**SUPPLIED PASSAGE:**
-- BEGIN --

Thursday, April 20, 2017
No, You Shouldn't Feel Bad for Aaron Hernandez, But Don't Forget Who Enabled Him
By Joe Parello (@HerewegoJoe)
I must admit, I didn't know how to react yesterday when I learned that Aaron Hernandez, the former New England Patriots and Florida Gators star turned convicted murderer, had hanged himself in his jail cell overnight.
While I don't think I've ever been happy to hear someone died, especially when they have taken their own life, I also couldn't summon any sympathy for Hernandez, a guy who, thanks to his immense athletic gifts, had the world at his fingertips.
Yet, for whatever reason, the 27-year old former All-American's temper and temperament led him to a life of aggressive crime, including a murder conviction in the 2013 killing of Odin Lloyd, and being tried with a 2012 double-homicide in Boston. Hernandez was, ultimately, found not guilty of those two murders earlier this week, but has also settled out of court with a former friend who accused Hernandez of shooting him in the face outside of a Miami strip club in 2013, and police are still looking into a 2007 Gainesville double-shooting that a young Hernandez may have been involved in.
In the coming days, we're going to hear all the theories as to why Hernandez threw it all away to become a violent criminal.

-- END --

**DIRECTIONS FOR THIS TASK:** Pick up the column on Aaron Hernandez after its last sentence and keep writing it. The material after this column has no connection to it.

**PROVIDED MATERIAL:**
-- BEGIN --

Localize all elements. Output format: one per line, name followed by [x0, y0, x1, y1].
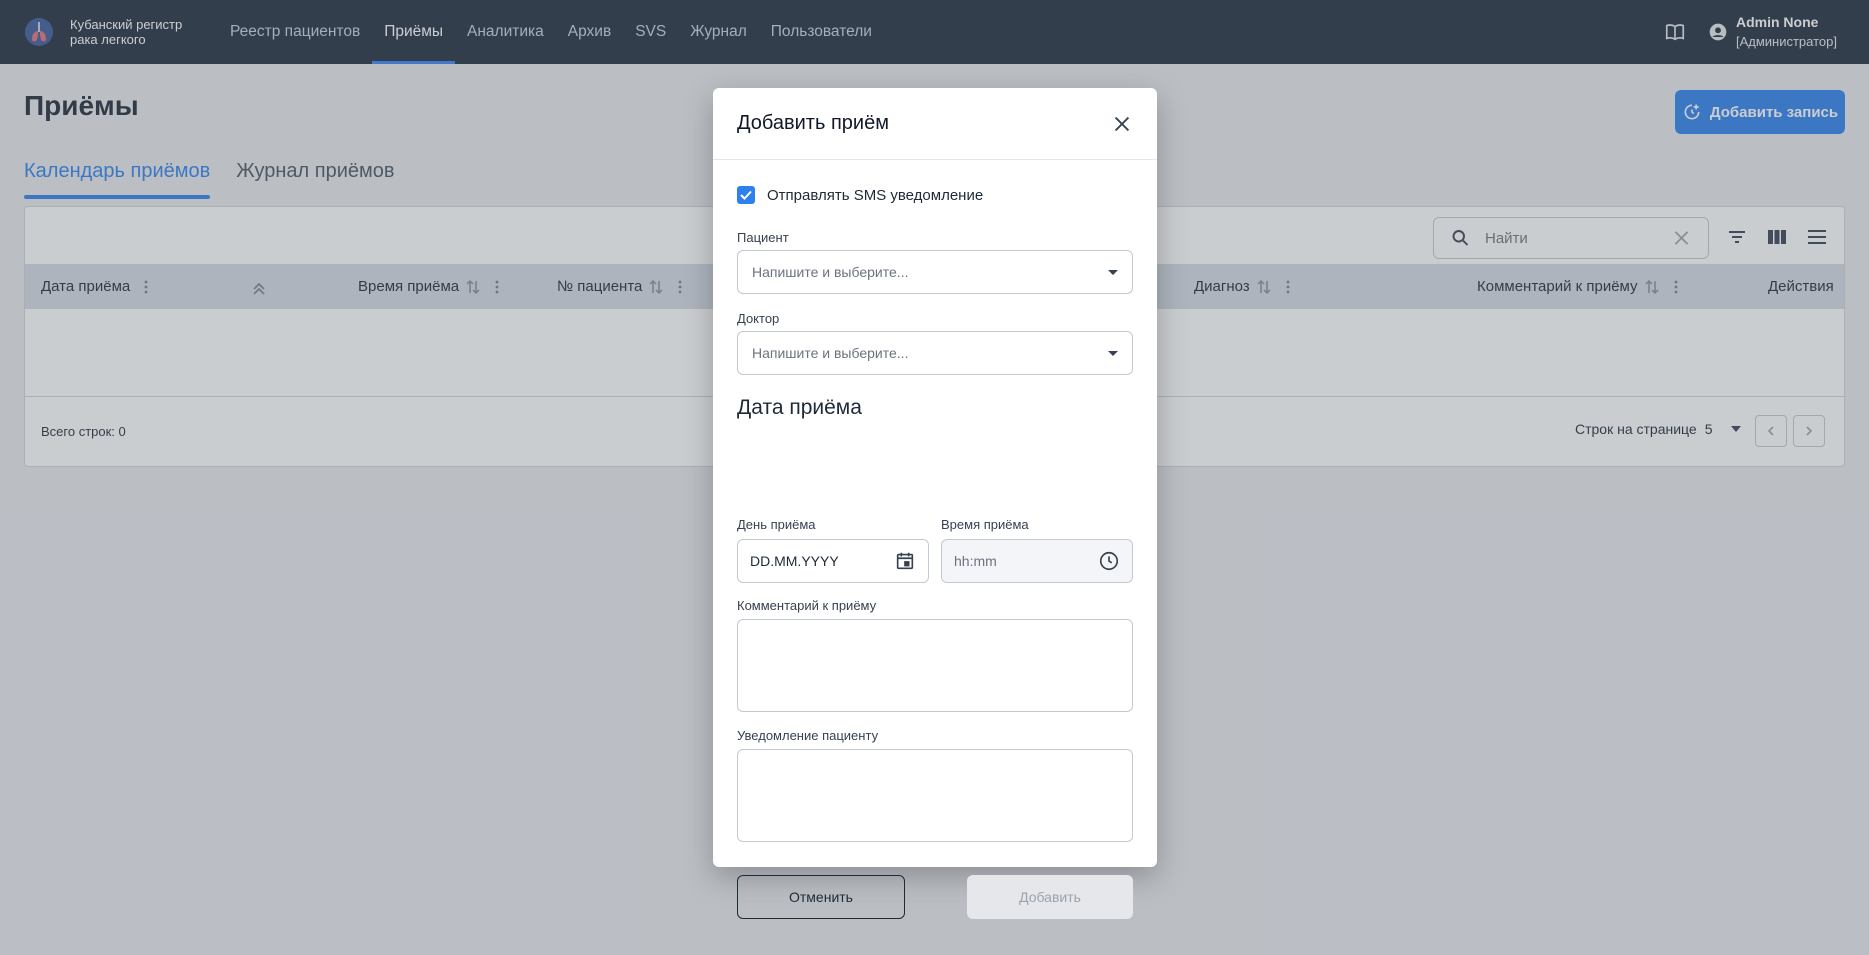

-- END --

**THE RESPONSE:**
His father died when he was a teenager, causing him to resist authority at every turn. This is true. He fell in with the wrong crowd, both in his hometown of Bristol, Connecticut, and on the roster of a late 2000s Florida Gator team that is looking dirtier by the day. Also true.
But guess what? Tons of athletes come from troubled backgrounds where they lost parents, or had parents walk out on them, and not all of them became murderers. You can look into every "troubled" part of his background but, at the end of the day, Hernandez was a murderous psychopath who seemed to respond to every bit of adversity with violence, just as he did in 2007 when he punched a bar employee in the face after being asked to leave.
It's okay to not feel bad for him. In fact, I'd say it's a perfectly human response.
We should blame Hernandez and hold him accountable for his actions, but there is other blame to go around, and that blame should be directed at the people who had power and influence over Hernandez, but chose to simply coddle and enable him. I'm talking about the coaches he had throughout his entire life who communicated, through their actions, that there would be no consequences for his actions.
Of course, I don't know how every coach handled Hernandez in every situation, but I have a pretty good idea about how one coach dealt with his troubling actions; former Florida coach and current Ohio State boss Urban Meyer.
Meyer recruited Hernandez out of Connecticut when the star was rated as the No. 1 tight end in the country by Scout.com. Originally committed to UConn, Hernandez joined Meyer in Gainesville after the coach led the Gators to the 2006 BCS National Title, and found an immediate role as a pass-catching tight end for first-year starting quarterback Tim Tebow.
But he also found trouble at UF rather quickly. The aforementioned incident at a Gainesville bar, where an underaged Hernandez was asked to leave after refusing to pay for a pair of alcoholic beverages. The freshman punched a bouncer in the head, breaking his ear drum, then fled the scene. Incidentally, the smiley, white, Christian face of Meyer's Gators, Tim Tebow, witnessed the event, and even said he tried to break up the altercation.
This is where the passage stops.